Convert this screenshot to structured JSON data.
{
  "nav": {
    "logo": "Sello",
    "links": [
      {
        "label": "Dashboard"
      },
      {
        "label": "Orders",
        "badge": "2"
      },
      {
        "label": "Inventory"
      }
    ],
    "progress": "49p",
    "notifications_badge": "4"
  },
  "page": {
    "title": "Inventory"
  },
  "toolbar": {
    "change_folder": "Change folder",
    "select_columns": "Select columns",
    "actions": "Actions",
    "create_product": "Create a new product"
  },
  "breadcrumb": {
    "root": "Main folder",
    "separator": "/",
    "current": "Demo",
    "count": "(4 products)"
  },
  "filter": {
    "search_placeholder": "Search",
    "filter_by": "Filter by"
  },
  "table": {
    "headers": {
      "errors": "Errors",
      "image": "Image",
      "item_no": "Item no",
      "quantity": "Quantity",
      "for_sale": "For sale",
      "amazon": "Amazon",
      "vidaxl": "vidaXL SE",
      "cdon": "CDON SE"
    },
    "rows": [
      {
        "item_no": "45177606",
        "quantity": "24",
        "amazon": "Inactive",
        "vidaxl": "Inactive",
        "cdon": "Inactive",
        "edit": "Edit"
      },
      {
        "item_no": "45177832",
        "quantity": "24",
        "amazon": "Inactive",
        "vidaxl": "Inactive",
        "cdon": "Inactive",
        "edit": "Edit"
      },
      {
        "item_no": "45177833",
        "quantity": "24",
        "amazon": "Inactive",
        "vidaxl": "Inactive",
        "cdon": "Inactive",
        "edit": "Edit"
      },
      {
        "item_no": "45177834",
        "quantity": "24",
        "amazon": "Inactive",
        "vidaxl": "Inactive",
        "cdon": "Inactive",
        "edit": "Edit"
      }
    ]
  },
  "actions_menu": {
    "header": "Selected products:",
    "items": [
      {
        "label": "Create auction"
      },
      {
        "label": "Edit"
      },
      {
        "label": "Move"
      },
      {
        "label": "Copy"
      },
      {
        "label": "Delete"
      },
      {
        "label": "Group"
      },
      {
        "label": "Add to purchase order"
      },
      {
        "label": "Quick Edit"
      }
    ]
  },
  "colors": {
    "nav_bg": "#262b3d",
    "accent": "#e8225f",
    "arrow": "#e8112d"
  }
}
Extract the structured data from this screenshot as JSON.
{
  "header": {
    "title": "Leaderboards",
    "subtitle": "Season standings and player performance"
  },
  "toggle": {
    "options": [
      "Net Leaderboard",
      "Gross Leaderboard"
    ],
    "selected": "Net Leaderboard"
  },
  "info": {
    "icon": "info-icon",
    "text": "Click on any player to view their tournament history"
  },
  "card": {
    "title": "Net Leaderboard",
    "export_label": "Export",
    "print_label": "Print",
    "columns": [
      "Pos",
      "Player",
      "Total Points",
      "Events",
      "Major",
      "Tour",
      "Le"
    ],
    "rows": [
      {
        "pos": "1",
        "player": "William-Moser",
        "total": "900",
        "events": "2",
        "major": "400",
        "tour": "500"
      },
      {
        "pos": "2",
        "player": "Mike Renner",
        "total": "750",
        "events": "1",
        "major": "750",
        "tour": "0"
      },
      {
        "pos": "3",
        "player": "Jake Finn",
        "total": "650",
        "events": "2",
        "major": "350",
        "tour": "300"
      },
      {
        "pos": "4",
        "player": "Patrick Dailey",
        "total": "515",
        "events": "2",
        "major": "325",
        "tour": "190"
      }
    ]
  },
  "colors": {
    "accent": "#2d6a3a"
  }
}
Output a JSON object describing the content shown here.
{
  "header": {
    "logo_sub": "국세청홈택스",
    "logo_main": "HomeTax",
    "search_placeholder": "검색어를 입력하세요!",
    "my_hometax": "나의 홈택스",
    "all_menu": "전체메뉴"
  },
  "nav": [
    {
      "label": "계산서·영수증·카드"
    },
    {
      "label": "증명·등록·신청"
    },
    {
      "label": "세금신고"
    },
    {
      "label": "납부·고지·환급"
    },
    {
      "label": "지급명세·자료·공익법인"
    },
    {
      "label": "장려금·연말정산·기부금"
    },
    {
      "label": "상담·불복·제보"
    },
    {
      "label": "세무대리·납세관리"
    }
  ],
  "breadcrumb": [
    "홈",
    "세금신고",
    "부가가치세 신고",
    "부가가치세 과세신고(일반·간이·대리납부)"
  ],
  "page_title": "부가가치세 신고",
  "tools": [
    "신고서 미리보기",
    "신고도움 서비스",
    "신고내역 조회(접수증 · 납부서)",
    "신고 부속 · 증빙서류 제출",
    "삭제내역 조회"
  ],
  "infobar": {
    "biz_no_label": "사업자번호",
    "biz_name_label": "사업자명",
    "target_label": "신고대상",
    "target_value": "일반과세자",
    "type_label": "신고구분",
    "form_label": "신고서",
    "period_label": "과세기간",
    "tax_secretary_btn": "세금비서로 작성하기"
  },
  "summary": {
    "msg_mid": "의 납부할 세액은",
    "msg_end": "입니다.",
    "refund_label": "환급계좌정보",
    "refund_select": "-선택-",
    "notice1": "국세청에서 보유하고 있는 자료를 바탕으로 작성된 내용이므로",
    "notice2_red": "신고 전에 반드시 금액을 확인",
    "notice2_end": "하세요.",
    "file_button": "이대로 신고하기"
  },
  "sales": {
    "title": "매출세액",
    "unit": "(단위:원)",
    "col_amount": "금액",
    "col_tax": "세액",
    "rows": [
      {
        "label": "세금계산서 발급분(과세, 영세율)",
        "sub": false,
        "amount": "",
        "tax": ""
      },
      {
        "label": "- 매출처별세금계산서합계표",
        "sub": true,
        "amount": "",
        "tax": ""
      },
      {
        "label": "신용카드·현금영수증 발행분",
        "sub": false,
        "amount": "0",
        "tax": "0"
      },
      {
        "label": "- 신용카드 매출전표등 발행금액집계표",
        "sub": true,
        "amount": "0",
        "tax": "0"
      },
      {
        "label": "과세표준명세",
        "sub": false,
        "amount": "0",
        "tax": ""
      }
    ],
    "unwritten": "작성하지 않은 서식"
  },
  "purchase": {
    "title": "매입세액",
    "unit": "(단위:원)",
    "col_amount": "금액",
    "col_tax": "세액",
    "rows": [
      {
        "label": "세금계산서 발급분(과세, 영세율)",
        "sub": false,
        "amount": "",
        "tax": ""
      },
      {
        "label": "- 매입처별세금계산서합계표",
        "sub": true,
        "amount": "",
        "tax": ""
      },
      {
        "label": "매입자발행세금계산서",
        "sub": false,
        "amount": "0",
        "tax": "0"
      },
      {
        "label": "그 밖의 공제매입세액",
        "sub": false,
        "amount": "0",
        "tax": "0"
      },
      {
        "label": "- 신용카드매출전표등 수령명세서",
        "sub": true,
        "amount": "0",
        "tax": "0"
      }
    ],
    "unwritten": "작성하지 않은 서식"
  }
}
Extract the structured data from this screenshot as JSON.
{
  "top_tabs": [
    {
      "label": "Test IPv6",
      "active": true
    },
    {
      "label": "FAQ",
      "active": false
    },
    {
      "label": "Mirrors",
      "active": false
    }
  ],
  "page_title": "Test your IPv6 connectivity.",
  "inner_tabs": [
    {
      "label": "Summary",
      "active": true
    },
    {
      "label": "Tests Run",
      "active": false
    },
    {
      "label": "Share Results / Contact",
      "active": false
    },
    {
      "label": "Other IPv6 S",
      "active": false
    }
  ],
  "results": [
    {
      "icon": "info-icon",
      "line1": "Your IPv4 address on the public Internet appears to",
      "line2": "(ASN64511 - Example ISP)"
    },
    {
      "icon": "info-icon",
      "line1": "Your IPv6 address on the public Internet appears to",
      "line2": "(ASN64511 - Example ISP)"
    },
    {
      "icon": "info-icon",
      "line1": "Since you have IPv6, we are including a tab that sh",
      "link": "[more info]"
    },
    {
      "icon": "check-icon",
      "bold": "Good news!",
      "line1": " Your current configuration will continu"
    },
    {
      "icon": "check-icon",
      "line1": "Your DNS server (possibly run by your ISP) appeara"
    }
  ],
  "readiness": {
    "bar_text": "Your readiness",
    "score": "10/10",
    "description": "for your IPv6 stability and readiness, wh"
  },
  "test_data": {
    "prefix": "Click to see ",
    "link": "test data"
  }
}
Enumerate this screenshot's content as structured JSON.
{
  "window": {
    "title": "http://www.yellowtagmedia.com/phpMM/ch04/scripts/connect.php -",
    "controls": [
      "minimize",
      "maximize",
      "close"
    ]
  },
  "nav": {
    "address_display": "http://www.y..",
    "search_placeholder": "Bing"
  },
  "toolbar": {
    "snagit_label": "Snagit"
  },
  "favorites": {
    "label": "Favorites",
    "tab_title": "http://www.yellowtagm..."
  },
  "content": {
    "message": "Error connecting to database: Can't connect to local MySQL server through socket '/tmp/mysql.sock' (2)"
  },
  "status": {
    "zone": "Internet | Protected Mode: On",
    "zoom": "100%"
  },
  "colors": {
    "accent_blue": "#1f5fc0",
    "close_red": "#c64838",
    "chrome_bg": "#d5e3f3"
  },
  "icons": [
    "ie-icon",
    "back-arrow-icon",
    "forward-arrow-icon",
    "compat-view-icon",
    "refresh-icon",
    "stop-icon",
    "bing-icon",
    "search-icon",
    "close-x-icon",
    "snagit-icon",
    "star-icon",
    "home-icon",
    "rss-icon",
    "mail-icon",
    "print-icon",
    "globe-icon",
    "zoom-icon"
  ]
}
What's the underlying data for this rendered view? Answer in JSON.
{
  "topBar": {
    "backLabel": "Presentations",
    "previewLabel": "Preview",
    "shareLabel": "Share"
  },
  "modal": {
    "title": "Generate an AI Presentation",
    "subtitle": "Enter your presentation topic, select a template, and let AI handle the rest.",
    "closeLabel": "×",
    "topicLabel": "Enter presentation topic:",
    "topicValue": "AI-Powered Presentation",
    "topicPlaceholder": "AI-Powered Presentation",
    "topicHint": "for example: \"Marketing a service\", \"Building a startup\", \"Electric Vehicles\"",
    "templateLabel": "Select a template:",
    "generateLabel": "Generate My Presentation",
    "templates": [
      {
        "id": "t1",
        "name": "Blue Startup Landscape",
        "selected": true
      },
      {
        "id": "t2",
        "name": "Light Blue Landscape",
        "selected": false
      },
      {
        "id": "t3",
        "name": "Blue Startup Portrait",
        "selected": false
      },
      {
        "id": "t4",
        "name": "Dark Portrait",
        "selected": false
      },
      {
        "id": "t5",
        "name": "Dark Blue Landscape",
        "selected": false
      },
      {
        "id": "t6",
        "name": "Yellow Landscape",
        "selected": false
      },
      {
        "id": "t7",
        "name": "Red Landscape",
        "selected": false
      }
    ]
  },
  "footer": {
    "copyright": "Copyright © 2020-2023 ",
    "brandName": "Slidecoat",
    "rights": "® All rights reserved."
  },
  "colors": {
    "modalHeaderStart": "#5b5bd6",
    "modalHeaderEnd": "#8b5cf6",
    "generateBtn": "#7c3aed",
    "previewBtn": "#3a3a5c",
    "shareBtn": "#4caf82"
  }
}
--- --- ---
Look through the records and gather each line with the word "appears".

      "line1": "Your IPv4 address on the public Internet appears to",
      "line1": "Your IPv6 address on the public Internet appears to",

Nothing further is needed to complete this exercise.